THE PROBLEM → Output the full listing word for word.
* begin PROVIDED RECORDS *
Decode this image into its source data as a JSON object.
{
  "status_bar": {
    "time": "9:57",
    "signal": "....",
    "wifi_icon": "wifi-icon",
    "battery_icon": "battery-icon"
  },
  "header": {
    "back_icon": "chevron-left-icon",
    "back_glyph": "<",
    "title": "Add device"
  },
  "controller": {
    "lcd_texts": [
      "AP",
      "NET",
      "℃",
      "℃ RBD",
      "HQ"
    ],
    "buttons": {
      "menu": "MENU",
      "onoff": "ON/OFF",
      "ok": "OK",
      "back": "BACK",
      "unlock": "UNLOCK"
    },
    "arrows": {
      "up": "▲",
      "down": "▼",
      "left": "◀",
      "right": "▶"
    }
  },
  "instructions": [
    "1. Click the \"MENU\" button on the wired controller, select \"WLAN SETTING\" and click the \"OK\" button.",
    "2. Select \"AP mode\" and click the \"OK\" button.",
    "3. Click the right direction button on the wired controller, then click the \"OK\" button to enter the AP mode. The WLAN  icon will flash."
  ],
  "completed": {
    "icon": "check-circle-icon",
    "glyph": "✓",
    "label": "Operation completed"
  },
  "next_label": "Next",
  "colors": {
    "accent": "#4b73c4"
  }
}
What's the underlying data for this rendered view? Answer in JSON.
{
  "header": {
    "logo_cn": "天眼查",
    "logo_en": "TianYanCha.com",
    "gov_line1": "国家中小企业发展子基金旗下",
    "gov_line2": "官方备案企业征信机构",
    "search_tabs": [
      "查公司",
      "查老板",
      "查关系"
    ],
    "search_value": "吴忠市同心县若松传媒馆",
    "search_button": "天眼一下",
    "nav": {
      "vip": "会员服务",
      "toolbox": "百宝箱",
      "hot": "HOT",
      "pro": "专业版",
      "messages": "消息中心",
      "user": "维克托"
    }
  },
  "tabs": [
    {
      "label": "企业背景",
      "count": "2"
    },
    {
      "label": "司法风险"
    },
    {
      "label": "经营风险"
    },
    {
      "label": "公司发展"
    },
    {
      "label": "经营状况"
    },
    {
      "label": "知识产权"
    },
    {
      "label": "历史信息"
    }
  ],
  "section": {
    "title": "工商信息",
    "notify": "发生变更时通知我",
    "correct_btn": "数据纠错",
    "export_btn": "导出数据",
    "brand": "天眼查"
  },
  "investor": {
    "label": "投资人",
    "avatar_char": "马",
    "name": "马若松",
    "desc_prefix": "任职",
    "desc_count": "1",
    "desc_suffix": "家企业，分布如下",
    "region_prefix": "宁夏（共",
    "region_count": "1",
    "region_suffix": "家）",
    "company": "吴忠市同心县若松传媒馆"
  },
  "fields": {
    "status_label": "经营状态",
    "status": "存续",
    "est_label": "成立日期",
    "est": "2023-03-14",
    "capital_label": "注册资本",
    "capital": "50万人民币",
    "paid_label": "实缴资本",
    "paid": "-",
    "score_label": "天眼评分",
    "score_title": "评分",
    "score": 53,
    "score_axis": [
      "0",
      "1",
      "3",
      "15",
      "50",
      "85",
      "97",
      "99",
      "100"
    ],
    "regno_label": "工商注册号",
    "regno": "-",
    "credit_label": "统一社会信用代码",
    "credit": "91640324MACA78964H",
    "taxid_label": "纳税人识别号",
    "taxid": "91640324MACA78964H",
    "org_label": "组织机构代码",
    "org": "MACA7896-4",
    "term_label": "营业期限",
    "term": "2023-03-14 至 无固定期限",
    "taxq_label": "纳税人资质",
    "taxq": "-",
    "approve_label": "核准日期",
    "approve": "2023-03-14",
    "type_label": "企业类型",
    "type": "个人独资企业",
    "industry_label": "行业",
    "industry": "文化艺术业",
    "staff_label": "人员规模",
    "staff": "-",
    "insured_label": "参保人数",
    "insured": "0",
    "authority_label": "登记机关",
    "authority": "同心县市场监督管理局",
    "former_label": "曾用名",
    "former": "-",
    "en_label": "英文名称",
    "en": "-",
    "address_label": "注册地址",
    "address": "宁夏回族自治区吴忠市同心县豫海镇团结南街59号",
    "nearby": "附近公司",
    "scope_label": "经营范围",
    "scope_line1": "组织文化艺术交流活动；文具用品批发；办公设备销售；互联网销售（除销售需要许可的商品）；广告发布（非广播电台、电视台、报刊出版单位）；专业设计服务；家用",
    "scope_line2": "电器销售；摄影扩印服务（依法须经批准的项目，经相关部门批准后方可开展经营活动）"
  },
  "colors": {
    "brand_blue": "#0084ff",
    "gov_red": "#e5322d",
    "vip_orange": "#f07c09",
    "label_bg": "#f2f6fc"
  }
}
* end PROVIDED RECORDS *
SOLUTION TO THE PROBLEM →
Decode this image into its source data as a JSON object.
{
  "status_bar": {
    "time": "9:57",
    "signal": "....",
    "wifi_icon": "wifi-icon",
    "battery_icon": "battery-icon"
  },
  "header": {
    "back_icon": "chevron-left-icon",
    "back_glyph": "<",
    "title": "Add device"
  },
  "controller": {
    "lcd_texts": [
      "AP",
      "NET",
      "℃",
      "℃ RBD",
      "HQ"
    ],
    "buttons": {
      "menu": "MENU",
      "onoff": "ON/OFF",
      "ok": "OK",
      "back": "BACK",
      "unlock": "UNLOCK"
    },
    "arrows": {
      "up": "▲",
      "down": "▼",
      "left": "◀",
      "right": "▶"
    }
  },
  "instructions": [
    "1. Click the \"MENU\" button on the wired controller, select \"WLAN SETTING\" and click the \"OK\" button.",
    "2. Select \"AP mode\" and click the \"OK\" button.",
    "3. Click the right direction button on the wired controller, then click the \"OK\" button to enter the AP mode. The WLAN  icon will flash."
  ],
  "completed": {
    "icon": "check-circle-icon",
    "glyph": "✓",
    "label": "Operation completed"
  },
  "next_label": "Next",
  "colors": {
    "accent": "#4b73c4"
  }
}
What's the underlying data for this rendered view? Answer in JSON.
{
  "header": {
    "logo_cn": "天眼查",
    "logo_en": "TianYanCha.com",
    "gov_line1": "国家中小企业发展子基金旗下",
    "gov_line2": "官方备案企业征信机构",
    "search_tabs": [
      "查公司",
      "查老板",
      "查关系"
    ],
    "search_value": "吴忠市同心县若松传媒馆",
    "search_button": "天眼一下",
    "nav": {
      "vip": "会员服务",
      "toolbox": "百宝箱",
      "hot": "HOT",
      "pro": "专业版",
      "messages": "消息中心",
      "user": "维克托"
    }
  },
  "tabs": [
    {
      "label": "企业背景",
      "count": "2"
    },
    {
      "label": "司法风险"
    },
    {
      "label": "经营风险"
    },
    {
      "label": "公司发展"
    },
    {
      "label": "经营状况"
    },
    {
      "label": "知识产权"
    },
    {
      "label": "历史信息"
    }
  ],
  "section": {
    "title": "工商信息",
    "notify": "发生变更时通知我",
    "correct_btn": "数据纠错",
    "export_btn": "导出数据",
    "brand": "天眼查"
  },
  "investor": {
    "label": "投资人",
    "avatar_char": "马",
    "name": "马若松",
    "desc_prefix": "任职",
    "desc_count": "1",
    "desc_suffix": "家企业，分布如下",
    "region_prefix": "宁夏（共",
    "region_count": "1",
    "region_suffix": "家）",
    "company": "吴忠市同心县若松传媒馆"
  },
  "fields": {
    "status_label": "经营状态",
    "status": "存续",
    "est_label": "成立日期",
    "est": "2023-03-14",
    "capital_label": "注册资本",
    "capital": "50万人民币",
    "paid_label": "实缴资本",
    "paid": "-",
    "score_label": "天眼评分",
    "score_title": "评分",
    "score": 53,
    "score_axis": [
      "0",
      "1",
      "3",
      "15",
      "50",
      "85",
      "97",
      "99",
      "100"
    ],
    "regno_label": "工商注册号",
    "regno": "-",
    "credit_label": "统一社会信用代码",
    "credit": "91640324MACA78964H",
    "taxid_label": "纳税人识别号",
    "taxid": "91640324MACA78964H",
    "org_label": "组织机构代码",
    "org": "MACA7896-4",
    "term_label": "营业期限",
    "term": "2023-03-14 至 无固定期限",
    "taxq_label": "纳税人资质",
    "taxq": "-",
    "approve_label": "核准日期",
    "approve": "2023-03-14",
    "type_label": "企业类型",
    "type": "个人独资企业",
    "industry_label": "行业",
    "industry": "文化艺术业",
    "staff_label": "人员规模",
    "staff": "-",
    "insured_label": "参保人数",
    "insured": "0",
    "authority_label": "登记机关",
    "authority": "同心县市场监督管理局",
    "former_label": "曾用名",
    "former": "-",
    "en_label": "英文名称",
    "en": "-",
    "address_label": "注册地址",
    "address": "宁夏回族自治区吴忠市同心县豫海镇团结南街59号",
    "nearby": "附近公司",
    "scope_label": "经营范围",
    "scope_line1": "组织文化艺术交流活动；文具用品批发；办公设备销售；互联网销售（除销售需要许可的商品）；广告发布（非广播电台、电视台、报刊出版单位）；专业设计服务；家用",
    "scope_line2": "电器销售；摄影扩印服务（依法须经批准的项目，经相关部门批准后方可开展经营活动）"
  },
  "colors": {
    "brand_blue": "#0084ff",
    "gov_red": "#e5322d",
    "vip_orange": "#f07c09",
    "label_bg": "#f2f6fc"
  }
}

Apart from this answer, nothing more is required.